» **SET EXERCISE**
Can you copy every line of the records below word for word, leaving out the pictures?

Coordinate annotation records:
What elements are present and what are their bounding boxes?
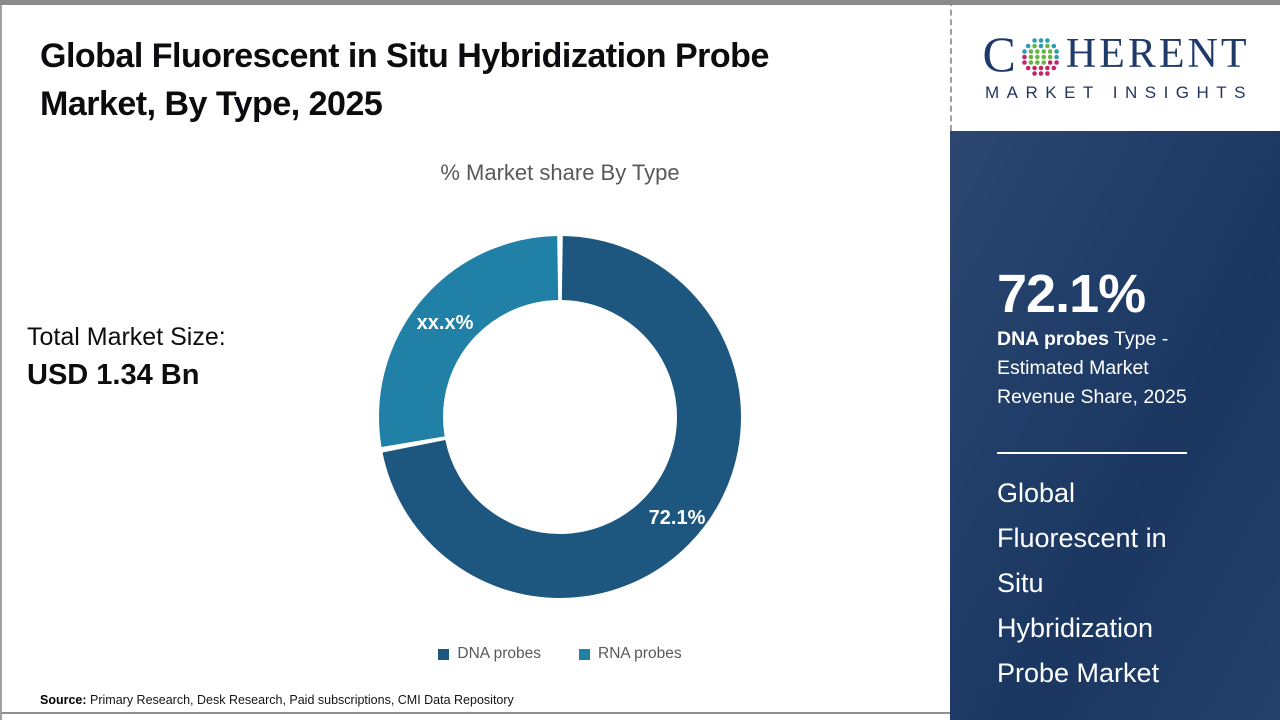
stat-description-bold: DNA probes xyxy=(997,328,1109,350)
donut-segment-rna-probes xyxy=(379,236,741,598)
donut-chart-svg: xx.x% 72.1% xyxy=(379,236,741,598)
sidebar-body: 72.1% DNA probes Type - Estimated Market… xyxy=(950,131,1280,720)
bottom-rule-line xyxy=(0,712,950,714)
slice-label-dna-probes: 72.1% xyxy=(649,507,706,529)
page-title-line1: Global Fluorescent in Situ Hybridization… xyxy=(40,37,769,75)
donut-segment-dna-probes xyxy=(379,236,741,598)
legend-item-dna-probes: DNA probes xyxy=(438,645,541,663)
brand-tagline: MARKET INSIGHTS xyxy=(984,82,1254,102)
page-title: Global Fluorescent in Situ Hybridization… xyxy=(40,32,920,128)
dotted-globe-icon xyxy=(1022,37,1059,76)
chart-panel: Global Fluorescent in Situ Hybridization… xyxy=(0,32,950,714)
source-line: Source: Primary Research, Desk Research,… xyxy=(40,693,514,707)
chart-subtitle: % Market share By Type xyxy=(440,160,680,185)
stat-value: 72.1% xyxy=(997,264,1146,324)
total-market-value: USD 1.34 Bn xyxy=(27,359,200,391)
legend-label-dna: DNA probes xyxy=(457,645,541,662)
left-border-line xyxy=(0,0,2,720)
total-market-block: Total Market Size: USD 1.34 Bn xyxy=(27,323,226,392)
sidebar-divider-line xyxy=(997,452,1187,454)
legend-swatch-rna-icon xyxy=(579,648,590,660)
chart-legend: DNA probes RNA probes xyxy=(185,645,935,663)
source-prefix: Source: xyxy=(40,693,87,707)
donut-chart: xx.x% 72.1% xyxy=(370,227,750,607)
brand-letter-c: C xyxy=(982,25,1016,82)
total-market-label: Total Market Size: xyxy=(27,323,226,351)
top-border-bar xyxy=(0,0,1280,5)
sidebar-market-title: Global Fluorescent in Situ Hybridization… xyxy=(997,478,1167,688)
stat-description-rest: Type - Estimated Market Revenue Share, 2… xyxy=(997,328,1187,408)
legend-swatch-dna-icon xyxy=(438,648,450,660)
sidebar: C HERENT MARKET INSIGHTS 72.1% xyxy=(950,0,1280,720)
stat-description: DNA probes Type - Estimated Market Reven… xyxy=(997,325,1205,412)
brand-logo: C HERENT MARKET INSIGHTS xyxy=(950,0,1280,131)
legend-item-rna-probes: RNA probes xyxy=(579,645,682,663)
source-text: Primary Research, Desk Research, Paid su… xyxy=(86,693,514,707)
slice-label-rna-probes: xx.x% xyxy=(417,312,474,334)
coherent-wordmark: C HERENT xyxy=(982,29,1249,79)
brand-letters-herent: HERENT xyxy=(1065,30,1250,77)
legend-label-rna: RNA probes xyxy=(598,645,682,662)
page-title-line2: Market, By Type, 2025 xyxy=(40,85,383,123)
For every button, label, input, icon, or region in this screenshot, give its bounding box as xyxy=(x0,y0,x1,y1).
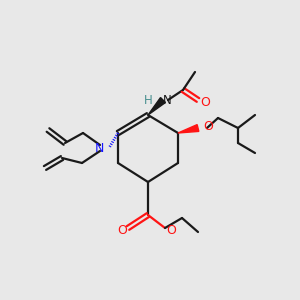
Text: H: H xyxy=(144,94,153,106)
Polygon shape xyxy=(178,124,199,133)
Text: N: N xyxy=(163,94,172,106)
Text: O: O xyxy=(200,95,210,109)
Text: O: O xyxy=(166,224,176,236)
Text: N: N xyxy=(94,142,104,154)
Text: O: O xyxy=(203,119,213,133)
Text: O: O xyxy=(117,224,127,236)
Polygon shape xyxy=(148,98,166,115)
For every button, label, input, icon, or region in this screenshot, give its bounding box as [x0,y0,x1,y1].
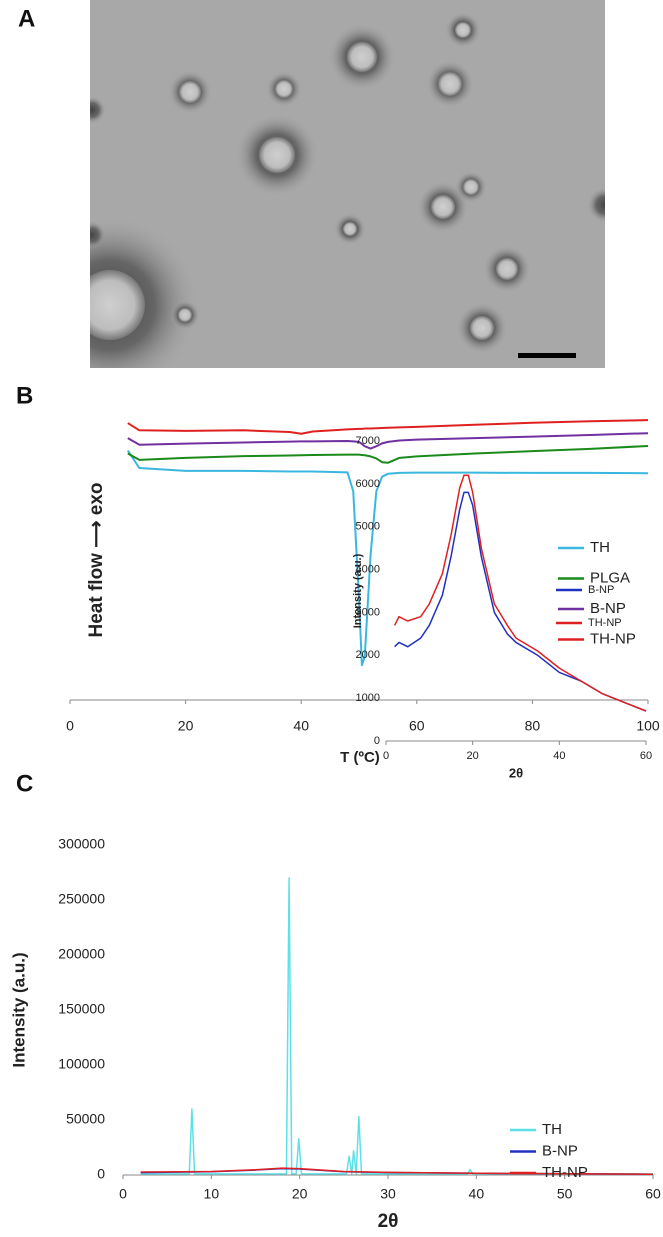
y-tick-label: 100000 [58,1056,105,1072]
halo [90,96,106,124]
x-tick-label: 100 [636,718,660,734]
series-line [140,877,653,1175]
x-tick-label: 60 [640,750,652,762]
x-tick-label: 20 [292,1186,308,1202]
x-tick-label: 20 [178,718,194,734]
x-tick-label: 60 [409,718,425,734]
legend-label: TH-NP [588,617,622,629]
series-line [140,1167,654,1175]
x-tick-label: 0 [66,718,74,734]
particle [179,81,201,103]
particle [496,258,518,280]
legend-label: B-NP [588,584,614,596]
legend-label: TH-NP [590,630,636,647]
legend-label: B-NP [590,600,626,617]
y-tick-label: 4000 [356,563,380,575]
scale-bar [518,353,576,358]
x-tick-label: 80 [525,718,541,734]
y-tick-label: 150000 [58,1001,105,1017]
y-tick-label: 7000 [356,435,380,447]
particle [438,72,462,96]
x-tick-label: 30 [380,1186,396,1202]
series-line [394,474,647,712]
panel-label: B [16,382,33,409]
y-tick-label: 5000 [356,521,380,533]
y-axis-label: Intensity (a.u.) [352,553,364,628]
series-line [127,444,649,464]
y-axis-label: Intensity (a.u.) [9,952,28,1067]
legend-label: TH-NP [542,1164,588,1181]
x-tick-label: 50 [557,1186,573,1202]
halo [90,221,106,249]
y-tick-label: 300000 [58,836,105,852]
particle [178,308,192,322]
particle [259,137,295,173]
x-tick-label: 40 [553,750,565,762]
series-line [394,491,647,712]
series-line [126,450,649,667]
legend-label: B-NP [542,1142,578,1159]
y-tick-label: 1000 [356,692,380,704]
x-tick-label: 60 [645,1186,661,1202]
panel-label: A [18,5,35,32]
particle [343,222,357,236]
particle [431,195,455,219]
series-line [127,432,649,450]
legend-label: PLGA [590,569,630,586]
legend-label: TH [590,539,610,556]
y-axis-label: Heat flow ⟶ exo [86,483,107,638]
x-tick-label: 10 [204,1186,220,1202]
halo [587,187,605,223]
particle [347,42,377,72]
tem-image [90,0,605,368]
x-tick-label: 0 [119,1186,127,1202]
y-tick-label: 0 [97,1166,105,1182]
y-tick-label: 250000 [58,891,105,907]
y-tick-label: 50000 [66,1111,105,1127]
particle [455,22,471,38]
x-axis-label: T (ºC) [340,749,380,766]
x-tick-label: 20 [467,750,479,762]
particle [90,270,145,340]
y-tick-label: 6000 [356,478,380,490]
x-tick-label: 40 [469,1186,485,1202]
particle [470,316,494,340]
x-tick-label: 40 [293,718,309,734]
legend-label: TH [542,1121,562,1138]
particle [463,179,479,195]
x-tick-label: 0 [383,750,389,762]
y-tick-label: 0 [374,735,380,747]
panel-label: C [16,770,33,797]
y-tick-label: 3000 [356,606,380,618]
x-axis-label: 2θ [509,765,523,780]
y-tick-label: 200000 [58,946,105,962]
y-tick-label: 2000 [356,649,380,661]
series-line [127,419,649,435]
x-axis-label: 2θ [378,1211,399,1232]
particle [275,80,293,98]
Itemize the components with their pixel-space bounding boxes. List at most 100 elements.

» **TASK ANSWER**
What elements are present and what are their bounding boxes?
stat-description-bold: DNA probes xyxy=(997,328,1109,350)
donut-segment-rna-probes xyxy=(379,236,741,598)
donut-chart-svg: xx.x% 72.1% xyxy=(379,236,741,598)
sidebar-body: 72.1% DNA probes Type - Estimated Market… xyxy=(950,131,1280,720)
bottom-rule-line xyxy=(0,712,950,714)
slice-label-dna-probes: 72.1% xyxy=(649,507,706,529)
page-title-line1: Global Fluorescent in Situ Hybridization… xyxy=(40,37,769,75)
donut-segment-dna-probes xyxy=(379,236,741,598)
legend-item-dna-probes: DNA probes xyxy=(438,645,541,663)
brand-tagline: MARKET INSIGHTS xyxy=(984,82,1254,102)
page-title: Global Fluorescent in Situ Hybridization… xyxy=(40,32,920,128)
dotted-globe-icon xyxy=(1022,37,1059,76)
chart-panel: Global Fluorescent in Situ Hybridization… xyxy=(0,32,950,714)
source-line: Source: Primary Research, Desk Research,… xyxy=(40,693,514,707)
chart-subtitle: % Market share By Type xyxy=(440,160,680,185)
stat-value: 72.1% xyxy=(997,264,1146,324)
total-market-value: USD 1.34 Bn xyxy=(27,359,200,391)
legend-label-dna: DNA probes xyxy=(457,645,541,662)
left-border-line xyxy=(0,0,2,720)
total-market-block: Total Market Size: USD 1.34 Bn xyxy=(27,323,226,392)
sidebar-divider-line xyxy=(997,452,1187,454)
legend-swatch-rna-icon xyxy=(579,648,590,660)
chart-legend: DNA probes RNA probes xyxy=(185,645,935,663)
source-prefix: Source: xyxy=(40,693,87,707)
donut-chart: xx.x% 72.1% xyxy=(370,227,750,607)
brand-letter-c: C xyxy=(982,25,1016,82)
total-market-label: Total Market Size: xyxy=(27,323,226,351)
top-border-bar xyxy=(0,0,1280,5)
sidebar-market-title: Global Fluorescent in Situ Hybridization… xyxy=(997,478,1167,688)
stat-description-rest: Type - Estimated Market Revenue Share, 2… xyxy=(997,328,1187,408)
legend-swatch-dna-icon xyxy=(438,648,450,660)
sidebar: C HERENT MARKET INSIGHTS 72.1% xyxy=(950,0,1280,720)
stat-description: DNA probes Type - Estimated Market Reven… xyxy=(997,325,1205,412)
brand-logo: C HERENT MARKET INSIGHTS xyxy=(950,0,1280,131)
legend-item-rna-probes: RNA probes xyxy=(579,645,682,663)
source-text: Primary Research, Desk Research, Paid su… xyxy=(86,693,514,707)
slice-label-rna-probes: xx.x% xyxy=(417,312,474,334)
coherent-wordmark: C HERENT xyxy=(982,29,1249,79)
brand-letters-herent: HERENT xyxy=(1065,30,1250,77)
legend-label-rna: RNA probes xyxy=(598,645,682,662)
page-title-line2: Market, By Type, 2025 xyxy=(40,85,383,123)
For every button, label, input, icon, or region in this screenshot, give its bounding box as xyxy=(x0,y0,x1,y1).
Text: H: H xyxy=(144,94,153,106)
Polygon shape xyxy=(178,124,199,133)
Text: N: N xyxy=(163,94,172,106)
Text: O: O xyxy=(200,95,210,109)
Text: O: O xyxy=(166,224,176,236)
Text: N: N xyxy=(94,142,104,154)
Text: O: O xyxy=(203,119,213,133)
Text: O: O xyxy=(117,224,127,236)
Polygon shape xyxy=(148,98,166,115)
For every button, label, input, icon, or region in this screenshot, give its bounding box as [x0,y0,x1,y1].
y-tick-label: 100000 [58,1056,105,1072]
halo [90,96,106,124]
x-tick-label: 100 [636,718,660,734]
series-line [140,877,653,1175]
x-tick-label: 60 [640,750,652,762]
x-tick-label: 20 [292,1186,308,1202]
x-tick-label: 20 [178,718,194,734]
x-tick-label: 60 [409,718,425,734]
legend-label: TH-NP [588,617,622,629]
series-line [140,1167,654,1175]
x-tick-label: 0 [66,718,74,734]
particle [179,81,201,103]
particle [496,258,518,280]
legend-label: B-NP [588,584,614,596]
legend-label: TH-NP [590,630,636,647]
legend-label: B-NP [590,600,626,617]
y-tick-label: 4000 [356,563,380,575]
scale-bar [518,353,576,358]
x-tick-label: 80 [525,718,541,734]
y-tick-label: 150000 [58,1001,105,1017]
y-tick-label: 7000 [356,435,380,447]
particle [438,72,462,96]
x-tick-label: 30 [380,1186,396,1202]
series-line [394,474,647,712]
panel-label: B [16,382,33,409]
y-tick-label: 5000 [356,521,380,533]
y-axis-label: Intensity (a.u.) [352,553,364,628]
series-line [127,444,649,464]
y-axis-label: Intensity (a.u.) [9,952,28,1067]
legend-label: TH-NP [542,1164,588,1181]
x-tick-label: 50 [557,1186,573,1202]
halo [90,221,106,249]
y-tick-label: 300000 [58,836,105,852]
particle [178,308,192,322]
particle [259,137,295,173]
x-tick-label: 40 [553,750,565,762]
series-line [394,491,647,712]
series-line [126,450,649,667]
legend-label: B-NP [542,1142,578,1159]
y-tick-label: 1000 [356,692,380,704]
x-tick-label: 60 [645,1186,661,1202]
panel-label: A [18,5,35,32]
particle [343,222,357,236]
particle [431,195,455,219]
series-line [127,432,649,450]
legend-label: PLGA [590,569,630,586]
legend-label: TH [590,539,610,556]
y-axis-label: Heat flow ⟶ exo [86,483,107,638]
x-tick-label: 10 [204,1186,220,1202]
halo [587,187,605,223]
particle [347,42,377,72]
tem-image [90,0,605,368]
x-tick-label: 0 [119,1186,127,1202]
y-tick-label: 0 [97,1166,105,1182]
y-tick-label: 250000 [58,891,105,907]
y-tick-label: 50000 [66,1111,105,1127]
particle [455,22,471,38]
x-axis-label: T (ºC) [340,749,380,766]
x-tick-label: 20 [467,750,479,762]
particle [90,270,145,340]
y-tick-label: 6000 [356,478,380,490]
x-tick-label: 40 [469,1186,485,1202]
particle [470,316,494,340]
x-tick-label: 40 [293,718,309,734]
legend-label: TH [542,1121,562,1138]
particle [463,179,479,195]
x-tick-label: 0 [383,750,389,762]
y-tick-label: 0 [374,735,380,747]
panel-label: C [16,770,33,797]
y-tick-label: 3000 [356,606,380,618]
x-axis-label: 2θ [509,765,523,780]
y-tick-label: 200000 [58,946,105,962]
y-tick-label: 2000 [356,649,380,661]
series-line [127,419,649,435]
x-axis-label: 2θ [378,1211,399,1232]
particle [275,80,293,98]
Itemize the components with their pixel-space bounding boxes. List at most 100 elements.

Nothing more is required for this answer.